§ **Requirement**:
Print all records exactly, leaving nothing out.

--- begin Data provided ---

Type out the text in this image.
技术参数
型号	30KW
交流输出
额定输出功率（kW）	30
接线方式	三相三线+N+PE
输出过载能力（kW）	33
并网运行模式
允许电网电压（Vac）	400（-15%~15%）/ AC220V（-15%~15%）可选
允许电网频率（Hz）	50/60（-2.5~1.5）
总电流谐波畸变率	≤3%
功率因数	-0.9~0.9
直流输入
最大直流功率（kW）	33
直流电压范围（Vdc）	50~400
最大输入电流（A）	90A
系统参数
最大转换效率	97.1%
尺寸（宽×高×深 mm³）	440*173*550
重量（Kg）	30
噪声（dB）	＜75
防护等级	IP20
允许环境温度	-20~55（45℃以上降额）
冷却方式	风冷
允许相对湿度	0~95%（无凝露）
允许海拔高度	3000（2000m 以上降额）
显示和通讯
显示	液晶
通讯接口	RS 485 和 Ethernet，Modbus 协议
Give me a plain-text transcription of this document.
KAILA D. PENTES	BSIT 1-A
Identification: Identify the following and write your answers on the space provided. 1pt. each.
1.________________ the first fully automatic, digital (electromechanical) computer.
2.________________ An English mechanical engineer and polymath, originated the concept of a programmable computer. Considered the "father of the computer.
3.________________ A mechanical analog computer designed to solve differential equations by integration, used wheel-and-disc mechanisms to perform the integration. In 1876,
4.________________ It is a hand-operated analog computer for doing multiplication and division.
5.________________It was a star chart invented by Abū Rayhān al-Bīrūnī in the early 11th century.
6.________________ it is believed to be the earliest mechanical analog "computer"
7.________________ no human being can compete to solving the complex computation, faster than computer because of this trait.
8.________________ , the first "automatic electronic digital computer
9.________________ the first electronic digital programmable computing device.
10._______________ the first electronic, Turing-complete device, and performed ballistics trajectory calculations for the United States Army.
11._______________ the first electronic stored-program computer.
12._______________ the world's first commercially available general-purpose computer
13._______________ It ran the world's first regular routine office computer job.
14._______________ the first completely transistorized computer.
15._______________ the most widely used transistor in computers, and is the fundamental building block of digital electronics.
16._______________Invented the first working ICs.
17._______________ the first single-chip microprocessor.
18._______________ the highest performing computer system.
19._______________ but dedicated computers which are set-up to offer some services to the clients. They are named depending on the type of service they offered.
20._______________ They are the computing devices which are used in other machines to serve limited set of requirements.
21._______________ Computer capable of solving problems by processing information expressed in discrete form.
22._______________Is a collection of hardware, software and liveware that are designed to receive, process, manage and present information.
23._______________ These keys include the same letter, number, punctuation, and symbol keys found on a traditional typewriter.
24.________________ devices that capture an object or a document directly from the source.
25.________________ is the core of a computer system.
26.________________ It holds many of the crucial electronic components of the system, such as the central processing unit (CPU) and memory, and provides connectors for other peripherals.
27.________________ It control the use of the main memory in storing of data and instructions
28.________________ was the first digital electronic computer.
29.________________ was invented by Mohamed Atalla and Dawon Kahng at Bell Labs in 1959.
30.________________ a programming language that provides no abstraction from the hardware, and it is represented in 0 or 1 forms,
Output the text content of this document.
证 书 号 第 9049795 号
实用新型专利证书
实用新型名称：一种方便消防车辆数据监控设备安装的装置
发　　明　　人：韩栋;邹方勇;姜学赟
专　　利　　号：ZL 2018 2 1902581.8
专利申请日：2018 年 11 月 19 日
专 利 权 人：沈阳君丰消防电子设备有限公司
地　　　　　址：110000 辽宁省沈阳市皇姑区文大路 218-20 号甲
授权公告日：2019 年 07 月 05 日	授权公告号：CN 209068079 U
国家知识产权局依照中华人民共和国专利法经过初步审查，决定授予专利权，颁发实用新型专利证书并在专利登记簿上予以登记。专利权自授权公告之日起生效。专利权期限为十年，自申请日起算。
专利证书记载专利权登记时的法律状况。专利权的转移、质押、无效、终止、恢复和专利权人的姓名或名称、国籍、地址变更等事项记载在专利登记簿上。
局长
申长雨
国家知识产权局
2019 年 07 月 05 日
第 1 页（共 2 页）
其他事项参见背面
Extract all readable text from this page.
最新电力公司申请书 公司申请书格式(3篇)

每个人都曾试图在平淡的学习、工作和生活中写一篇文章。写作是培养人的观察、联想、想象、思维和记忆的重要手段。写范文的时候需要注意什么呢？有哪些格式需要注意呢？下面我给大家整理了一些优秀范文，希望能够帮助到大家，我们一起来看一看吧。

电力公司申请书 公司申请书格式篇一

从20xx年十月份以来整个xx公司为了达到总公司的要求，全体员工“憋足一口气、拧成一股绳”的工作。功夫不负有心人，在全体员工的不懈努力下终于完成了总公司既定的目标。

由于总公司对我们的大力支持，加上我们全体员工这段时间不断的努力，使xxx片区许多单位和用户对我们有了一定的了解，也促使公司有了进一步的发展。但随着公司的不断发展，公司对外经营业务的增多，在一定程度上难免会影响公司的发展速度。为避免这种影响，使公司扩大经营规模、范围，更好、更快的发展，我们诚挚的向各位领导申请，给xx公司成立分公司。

--- end Data provided ---

§ **Exercise solution**:
Type out the text in this image.
技术参数
型号	30KW
交流输出
额定输出功率（kW）	30
接线方式	三相三线+N+PE
输出过载能力（kW）	33
并网运行模式
允许电网电压（Vac）	400（-15%~15%）/ AC220V（-15%~15%）可选
允许电网频率（Hz）	50/60（-2.5~1.5）
总电流谐波畸变率	≤3%
功率因数	-0.9~0.9
直流输入
最大直流功率（kW）	33
直流电压范围（Vdc）	50~400
最大输入电流（A）	90A
系统参数
最大转换效率	97.1%
尺寸（宽×高×深 mm³）	440*173*550
重量（Kg）	30
噪声（dB）	＜75
防护等级	IP20
允许环境温度	-20~55（45℃以上降额）
冷却方式	风冷
允许相对湿度	0~95%（无凝露）
允许海拔高度	3000（2000m 以上降额）
显示和通讯
显示	液晶
通讯接口	RS 485 和 Ethernet，Modbus 协议
Give me a plain-text transcription of this document.
KAILA D. PENTES	BSIT 1-A
Identification: Identify the following and write your answers on the space provided. 1pt. each.
1.________________ the first fully automatic, digital (electromechanical) computer.
2.________________ An English mechanical engineer and polymath, originated the concept of a programmable computer. Considered the "father of the computer.
3.________________ A mechanical analog computer designed to solve differential equations by integration, used wheel-and-disc mechanisms to perform the integration. In 1876,
4.________________ It is a hand-operated analog computer for doing multiplication and division.
5.________________It was a star chart invented by Abū Rayhān al-Bīrūnī in the early 11th century.
6.________________ it is believed to be the earliest mechanical analog "computer"
7.________________ no human being can compete to solving the complex computation, faster than computer because of this trait.
8.________________ , the first "automatic electronic digital computer
9.________________ the first electronic digital programmable computing device.
10._______________ the first electronic, Turing-complete device, and performed ballistics trajectory calculations for the United States Army.
11._______________ the first electronic stored-program computer.
12._______________ the world's first commercially available general-purpose computer
13._______________ It ran the world's first regular routine office computer job.
14._______________ the first completely transistorized computer.
15._______________ the most widely used transistor in computers, and is the fundamental building block of digital electronics.
16._______________Invented the first working ICs.
17._______________ the first single-chip microprocessor.
18._______________ the highest performing computer system.
19._______________ but dedicated computers which are set-up to offer some services to the clients. They are named depending on the type of service they offered.
20._______________ They are the computing devices which are used in other machines to serve limited set of requirements.
21._______________ Computer capable of solving problems by processing information expressed in discrete form.
22._______________Is a collection of hardware, software and liveware that are designed to receive, process, manage and present information.
23._______________ These keys include the same letter, number, punctuation, and symbol keys found on a traditional typewriter.
24.________________ devices that capture an object or a document directly from the source.
25.________________ is the core of a computer system.
26.________________ It holds many of the crucial electronic components of the system, such as the central processing unit (CPU) and memory, and provides connectors for other peripherals.
27.________________ It control the use of the main memory in storing of data and instructions
28.________________ was the first digital electronic computer.
29.________________ was invented by Mohamed Atalla and Dawon Kahng at Bell Labs in 1959.
30.________________ a programming language that provides no abstraction from the hardware, and it is represented in 0 or 1 forms,
Output the text content of this document.
证 书 号 第 9049795 号
实用新型专利证书
实用新型名称：一种方便消防车辆数据监控设备安装的装置
发　　明　　人：韩栋;邹方勇;姜学赟
专　　利　　号：ZL 2018 2 1902581.8
专利申请日：2018 年 11 月 19 日
专 利 权 人：沈阳君丰消防电子设备有限公司
地　　　　　址：110000 辽宁省沈阳市皇姑区文大路 218-20 号甲
授权公告日：2019 年 07 月 05 日	授权公告号：CN 209068079 U
国家知识产权局依照中华人民共和国专利法经过初步审查，决定授予专利权，颁发实用新型专利证书并在专利登记簿上予以登记。专利权自授权公告之日起生效。专利权期限为十年，自申请日起算。
专利证书记载专利权登记时的法律状况。专利权的转移、质押、无效、终止、恢复和专利权人的姓名或名称、国籍、地址变更等事项记载在专利登记簿上。
局长
申长雨
国家知识产权局
2019 年 07 月 05 日
第 1 页（共 2 页）
其他事项参见背面
Extract all readable text from this page.
最新电力公司申请书 公司申请书格式(3篇)

每个人都曾试图在平淡的学习、工作和生活中写一篇文章。写作是培养人的观察、联想、想象、思维和记忆的重要手段。写范文的时候需要注意什么呢？有哪些格式需要注意呢？下面我给大家整理了一些优秀范文，希望能够帮助到大家，我们一起来看一看吧。

电力公司申请书 公司申请书格式篇一

从20xx年十月份以来整个xx公司为了达到总公司的要求，全体员工“憋足一口气、拧成一股绳”的工作。功夫不负有心人，在全体员工的不懈努力下终于完成了总公司既定的目标。

由于总公司对我们的大力支持，加上我们全体员工这段时间不断的努力，使xxx片区许多单位和用户对我们有了一定的了解，也促使公司有了进一步的发展。但随着公司的不断发展，公司对外经营业务的增多，在一定程度上难免会影响公司的发展速度。为避免这种影响，使公司扩大经营规模、范围，更好、更快的发展，我们诚挚的向各位领导申请，给xx公司成立分公司。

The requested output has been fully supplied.